[Problem to solve] Only the lines holding the string "those" are needed. Copy each one.

[Available data]
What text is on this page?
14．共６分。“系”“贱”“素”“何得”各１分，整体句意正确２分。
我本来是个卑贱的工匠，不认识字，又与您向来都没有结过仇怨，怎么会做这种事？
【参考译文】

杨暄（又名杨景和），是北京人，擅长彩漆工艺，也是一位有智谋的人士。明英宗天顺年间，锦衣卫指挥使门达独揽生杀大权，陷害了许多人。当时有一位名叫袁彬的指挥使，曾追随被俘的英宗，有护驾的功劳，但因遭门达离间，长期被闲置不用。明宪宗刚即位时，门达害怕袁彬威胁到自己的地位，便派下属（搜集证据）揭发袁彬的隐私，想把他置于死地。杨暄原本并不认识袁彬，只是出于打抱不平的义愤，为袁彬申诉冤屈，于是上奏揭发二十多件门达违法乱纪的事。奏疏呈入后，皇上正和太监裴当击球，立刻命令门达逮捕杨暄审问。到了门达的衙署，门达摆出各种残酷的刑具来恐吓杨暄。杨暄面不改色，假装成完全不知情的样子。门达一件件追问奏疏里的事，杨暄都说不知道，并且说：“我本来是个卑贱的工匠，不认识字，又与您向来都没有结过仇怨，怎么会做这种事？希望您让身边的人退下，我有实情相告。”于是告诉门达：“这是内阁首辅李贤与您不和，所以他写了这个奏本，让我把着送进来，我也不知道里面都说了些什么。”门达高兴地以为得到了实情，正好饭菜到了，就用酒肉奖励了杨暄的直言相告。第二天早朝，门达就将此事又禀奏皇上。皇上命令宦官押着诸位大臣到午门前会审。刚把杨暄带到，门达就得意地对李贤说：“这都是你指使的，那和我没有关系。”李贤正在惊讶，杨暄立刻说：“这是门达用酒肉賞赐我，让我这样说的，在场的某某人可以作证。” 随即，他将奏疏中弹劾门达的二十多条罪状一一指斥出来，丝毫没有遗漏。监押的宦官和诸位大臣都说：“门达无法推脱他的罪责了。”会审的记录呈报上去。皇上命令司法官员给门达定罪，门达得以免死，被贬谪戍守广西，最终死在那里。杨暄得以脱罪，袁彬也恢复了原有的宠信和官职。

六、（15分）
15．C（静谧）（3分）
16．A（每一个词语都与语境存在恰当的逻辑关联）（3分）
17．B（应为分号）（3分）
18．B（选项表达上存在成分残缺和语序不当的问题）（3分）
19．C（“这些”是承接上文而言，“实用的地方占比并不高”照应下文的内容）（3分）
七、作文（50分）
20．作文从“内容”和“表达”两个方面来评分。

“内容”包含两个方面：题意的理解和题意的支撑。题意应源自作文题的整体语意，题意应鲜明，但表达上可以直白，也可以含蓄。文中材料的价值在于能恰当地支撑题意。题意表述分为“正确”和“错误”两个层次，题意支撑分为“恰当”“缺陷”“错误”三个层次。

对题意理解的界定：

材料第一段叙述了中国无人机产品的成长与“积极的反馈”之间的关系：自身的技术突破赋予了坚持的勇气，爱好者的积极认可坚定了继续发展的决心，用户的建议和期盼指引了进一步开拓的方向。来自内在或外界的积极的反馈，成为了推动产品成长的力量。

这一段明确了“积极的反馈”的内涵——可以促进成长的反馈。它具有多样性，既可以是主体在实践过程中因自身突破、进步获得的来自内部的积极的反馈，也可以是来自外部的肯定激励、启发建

* * *

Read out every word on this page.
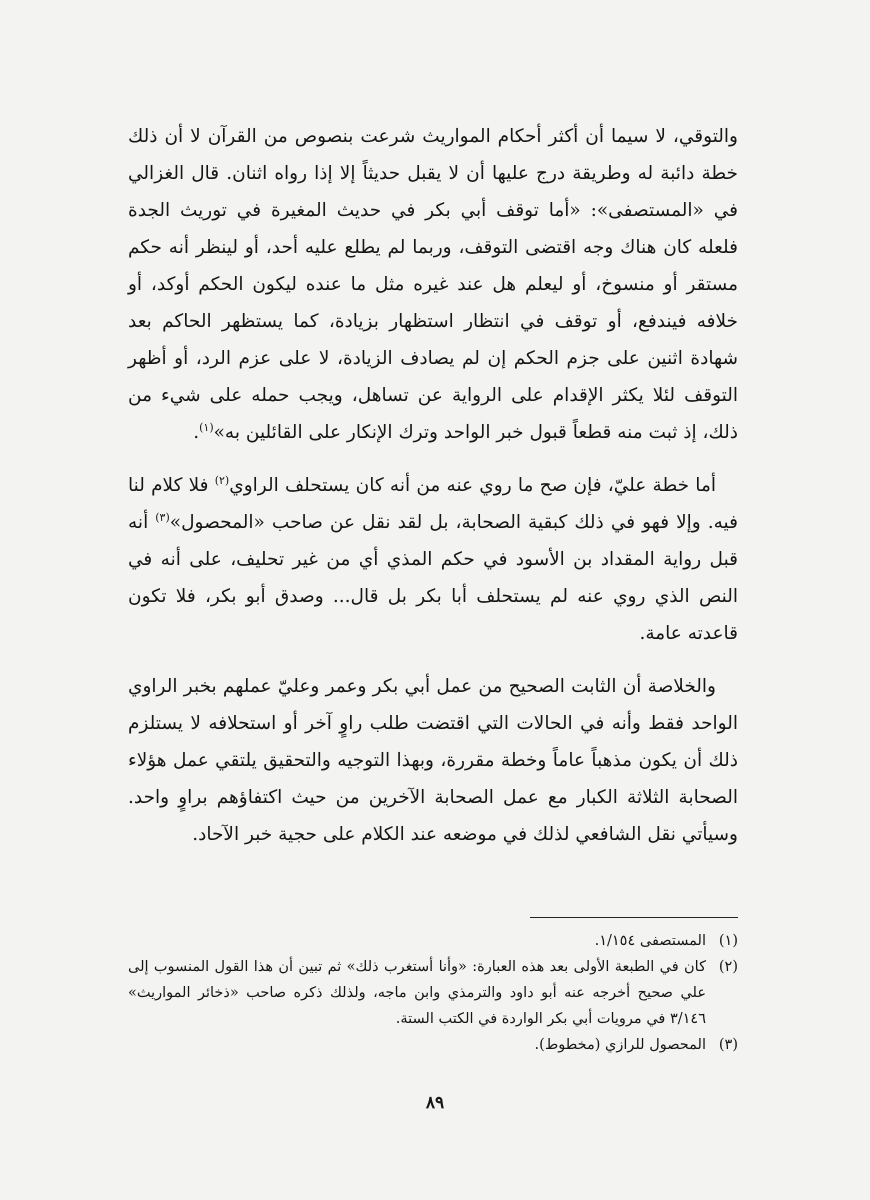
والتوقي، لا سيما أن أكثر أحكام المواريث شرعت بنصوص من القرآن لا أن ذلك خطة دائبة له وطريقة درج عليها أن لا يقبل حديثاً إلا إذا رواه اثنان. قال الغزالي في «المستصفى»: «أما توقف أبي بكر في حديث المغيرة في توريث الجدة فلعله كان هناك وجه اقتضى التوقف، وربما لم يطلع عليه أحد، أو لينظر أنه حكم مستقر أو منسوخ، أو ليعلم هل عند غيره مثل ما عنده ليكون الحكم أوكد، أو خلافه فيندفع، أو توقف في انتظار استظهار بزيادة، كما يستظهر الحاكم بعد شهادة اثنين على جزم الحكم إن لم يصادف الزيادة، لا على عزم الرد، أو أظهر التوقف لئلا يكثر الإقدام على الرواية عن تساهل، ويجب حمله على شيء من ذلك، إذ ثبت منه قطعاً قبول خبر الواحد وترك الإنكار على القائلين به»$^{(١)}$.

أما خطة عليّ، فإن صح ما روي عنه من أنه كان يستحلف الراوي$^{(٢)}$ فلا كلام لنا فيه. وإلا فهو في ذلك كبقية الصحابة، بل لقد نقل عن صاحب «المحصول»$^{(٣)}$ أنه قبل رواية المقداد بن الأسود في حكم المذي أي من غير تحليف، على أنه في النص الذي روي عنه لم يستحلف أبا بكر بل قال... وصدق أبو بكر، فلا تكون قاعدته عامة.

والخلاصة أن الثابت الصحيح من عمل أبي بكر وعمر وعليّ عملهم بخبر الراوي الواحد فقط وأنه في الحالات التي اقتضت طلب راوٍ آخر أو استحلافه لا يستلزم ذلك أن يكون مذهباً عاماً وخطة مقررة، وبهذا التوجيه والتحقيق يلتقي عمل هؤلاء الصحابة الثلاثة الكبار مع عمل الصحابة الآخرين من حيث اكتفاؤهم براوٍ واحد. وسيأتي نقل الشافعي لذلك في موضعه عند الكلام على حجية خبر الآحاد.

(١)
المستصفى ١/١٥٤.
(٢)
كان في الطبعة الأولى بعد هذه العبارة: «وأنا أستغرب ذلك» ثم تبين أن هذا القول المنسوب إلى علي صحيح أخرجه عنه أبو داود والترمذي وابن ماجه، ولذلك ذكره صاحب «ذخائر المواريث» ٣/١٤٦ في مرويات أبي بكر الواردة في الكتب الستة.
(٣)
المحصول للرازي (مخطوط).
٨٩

* * *

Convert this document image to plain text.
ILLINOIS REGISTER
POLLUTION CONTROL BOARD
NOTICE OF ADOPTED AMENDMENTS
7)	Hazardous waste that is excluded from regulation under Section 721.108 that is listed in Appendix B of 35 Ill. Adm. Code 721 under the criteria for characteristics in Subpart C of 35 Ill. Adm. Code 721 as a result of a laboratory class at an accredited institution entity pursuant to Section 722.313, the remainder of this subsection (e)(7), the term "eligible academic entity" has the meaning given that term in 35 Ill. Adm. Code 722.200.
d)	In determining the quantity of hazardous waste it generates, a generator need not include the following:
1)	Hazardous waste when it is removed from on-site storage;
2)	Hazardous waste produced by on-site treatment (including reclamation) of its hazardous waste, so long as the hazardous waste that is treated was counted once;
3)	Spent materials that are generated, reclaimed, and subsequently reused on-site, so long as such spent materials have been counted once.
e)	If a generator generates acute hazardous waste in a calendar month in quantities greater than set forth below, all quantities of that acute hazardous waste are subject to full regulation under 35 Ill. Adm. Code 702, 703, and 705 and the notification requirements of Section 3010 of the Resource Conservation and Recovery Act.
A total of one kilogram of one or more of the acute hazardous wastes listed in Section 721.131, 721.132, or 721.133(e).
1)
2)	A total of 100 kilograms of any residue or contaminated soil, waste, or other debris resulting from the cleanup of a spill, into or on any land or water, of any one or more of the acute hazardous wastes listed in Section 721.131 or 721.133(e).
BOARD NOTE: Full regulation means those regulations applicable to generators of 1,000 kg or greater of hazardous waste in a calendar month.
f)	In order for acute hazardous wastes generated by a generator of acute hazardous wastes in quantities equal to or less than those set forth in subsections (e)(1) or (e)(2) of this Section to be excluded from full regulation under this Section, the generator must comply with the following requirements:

[Result of this exercise]
BOARD NOTE: Full regulation means those regulations applicable to generators of 1,000 kg or greater of hazardous waste in a calendar month.
f)	In order for acute hazardous wastes generated by a generator of acute hazardous wastes in quantities equal to or less than those set forth in subsections (e)(1) or (e)(2) of this Section to be excluded from full regulation under this Section, the generator must comply with the following requirements:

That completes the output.